Your task >> In the listing below, identify each line with the word "text" and return those lines.

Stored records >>
• • • • •
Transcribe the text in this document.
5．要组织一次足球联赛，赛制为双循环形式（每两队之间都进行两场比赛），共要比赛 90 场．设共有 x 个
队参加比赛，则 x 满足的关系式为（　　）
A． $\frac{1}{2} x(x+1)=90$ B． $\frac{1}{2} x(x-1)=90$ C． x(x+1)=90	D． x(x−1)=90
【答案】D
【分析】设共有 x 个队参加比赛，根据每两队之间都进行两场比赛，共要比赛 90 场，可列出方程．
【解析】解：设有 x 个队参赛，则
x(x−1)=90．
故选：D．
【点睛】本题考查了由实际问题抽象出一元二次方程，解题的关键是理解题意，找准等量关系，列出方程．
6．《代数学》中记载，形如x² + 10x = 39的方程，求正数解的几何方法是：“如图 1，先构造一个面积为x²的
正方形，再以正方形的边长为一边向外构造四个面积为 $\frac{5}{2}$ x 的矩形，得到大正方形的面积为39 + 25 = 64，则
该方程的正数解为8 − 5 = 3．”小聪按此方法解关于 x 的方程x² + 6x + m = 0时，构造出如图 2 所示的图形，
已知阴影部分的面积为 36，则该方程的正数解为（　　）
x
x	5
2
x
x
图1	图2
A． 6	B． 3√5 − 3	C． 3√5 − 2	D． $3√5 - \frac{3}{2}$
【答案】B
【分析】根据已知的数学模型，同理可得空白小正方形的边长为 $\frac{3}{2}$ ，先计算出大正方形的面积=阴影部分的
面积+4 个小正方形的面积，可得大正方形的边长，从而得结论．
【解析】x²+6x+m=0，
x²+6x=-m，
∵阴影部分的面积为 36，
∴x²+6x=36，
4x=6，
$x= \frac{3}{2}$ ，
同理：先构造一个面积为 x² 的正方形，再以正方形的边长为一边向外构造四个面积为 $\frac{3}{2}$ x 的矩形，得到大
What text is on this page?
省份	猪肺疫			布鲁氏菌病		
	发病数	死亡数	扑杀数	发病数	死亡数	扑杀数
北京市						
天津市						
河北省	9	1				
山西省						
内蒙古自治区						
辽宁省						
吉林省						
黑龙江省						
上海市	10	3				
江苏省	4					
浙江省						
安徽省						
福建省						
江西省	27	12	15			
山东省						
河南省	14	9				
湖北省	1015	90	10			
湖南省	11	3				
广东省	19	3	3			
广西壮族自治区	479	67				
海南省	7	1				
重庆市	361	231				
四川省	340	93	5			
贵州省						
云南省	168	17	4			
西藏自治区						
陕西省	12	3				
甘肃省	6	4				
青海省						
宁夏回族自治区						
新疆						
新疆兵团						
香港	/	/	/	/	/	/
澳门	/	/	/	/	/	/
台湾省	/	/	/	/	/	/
• • • • •
Solution for this exercise >>
Transcribe the text in this document.
What text is on this page?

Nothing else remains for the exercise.